YOUR GOAL - Can you repeat the entries starting at the line containing "headline-line-4: BULK AND" and ending at the line containing "tab-reviews[interactable]: Reviews bbox=[584, 302, 633, 317]", with "category-label" changed to "category-name" and nothing else altered?

Element box entries
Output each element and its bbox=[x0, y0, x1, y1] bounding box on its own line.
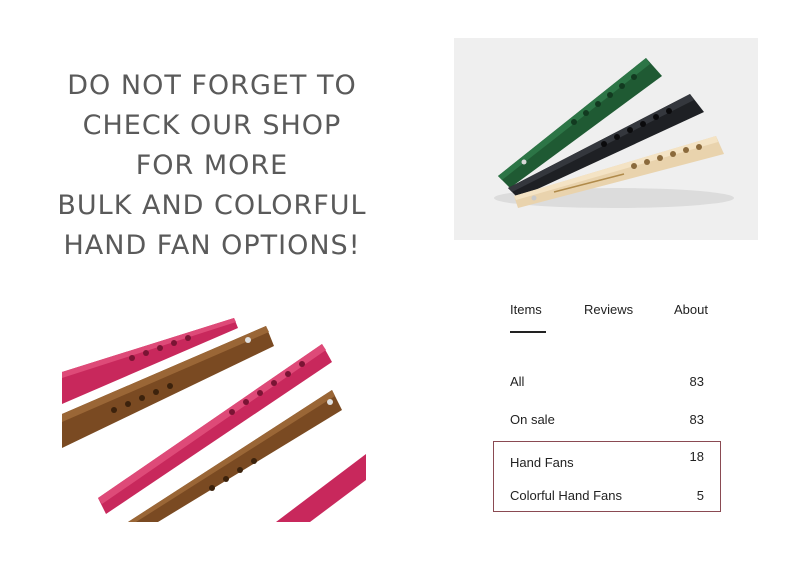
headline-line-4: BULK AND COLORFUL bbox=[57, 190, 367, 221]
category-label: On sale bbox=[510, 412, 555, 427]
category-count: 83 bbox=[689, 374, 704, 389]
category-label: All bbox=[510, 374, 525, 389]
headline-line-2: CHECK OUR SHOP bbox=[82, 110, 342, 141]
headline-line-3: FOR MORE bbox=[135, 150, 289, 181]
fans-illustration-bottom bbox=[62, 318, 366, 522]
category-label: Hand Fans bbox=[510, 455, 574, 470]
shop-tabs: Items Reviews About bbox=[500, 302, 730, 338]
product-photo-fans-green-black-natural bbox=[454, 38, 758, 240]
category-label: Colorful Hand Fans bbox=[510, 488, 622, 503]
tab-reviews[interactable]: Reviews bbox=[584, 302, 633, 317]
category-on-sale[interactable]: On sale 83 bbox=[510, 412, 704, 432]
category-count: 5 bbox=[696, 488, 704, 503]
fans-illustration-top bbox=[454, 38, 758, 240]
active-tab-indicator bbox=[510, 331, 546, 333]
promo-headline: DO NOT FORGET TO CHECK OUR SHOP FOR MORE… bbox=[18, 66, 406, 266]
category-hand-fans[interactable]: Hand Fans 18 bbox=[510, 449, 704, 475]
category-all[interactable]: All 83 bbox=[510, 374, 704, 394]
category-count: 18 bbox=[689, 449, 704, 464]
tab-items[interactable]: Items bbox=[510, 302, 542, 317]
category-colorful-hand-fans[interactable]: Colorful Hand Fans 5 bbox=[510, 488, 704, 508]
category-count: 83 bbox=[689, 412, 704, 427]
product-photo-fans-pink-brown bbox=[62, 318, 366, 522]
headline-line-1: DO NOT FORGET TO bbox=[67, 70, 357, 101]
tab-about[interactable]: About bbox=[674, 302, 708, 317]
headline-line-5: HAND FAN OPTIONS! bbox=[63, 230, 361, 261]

ANSWER -
headline-line-4: BULK AND COLORFUL bbox=[57, 190, 367, 221]
category-name: On sale bbox=[510, 412, 555, 427]
category-count: 83 bbox=[689, 374, 704, 389]
category-name: All bbox=[510, 374, 525, 389]
headline-line-2: CHECK OUR SHOP bbox=[82, 110, 342, 141]
headline-line-3: FOR MORE bbox=[135, 150, 289, 181]
fans-illustration-bottom bbox=[62, 318, 366, 522]
category-name: Hand Fans bbox=[510, 455, 574, 470]
shop-tabs: Items Reviews About bbox=[500, 302, 730, 338]
product-photo-fans-green-black-natural bbox=[454, 38, 758, 240]
category-name: Colorful Hand Fans bbox=[510, 488, 622, 503]
tab-reviews[interactable]: Reviews bbox=[584, 302, 633, 317]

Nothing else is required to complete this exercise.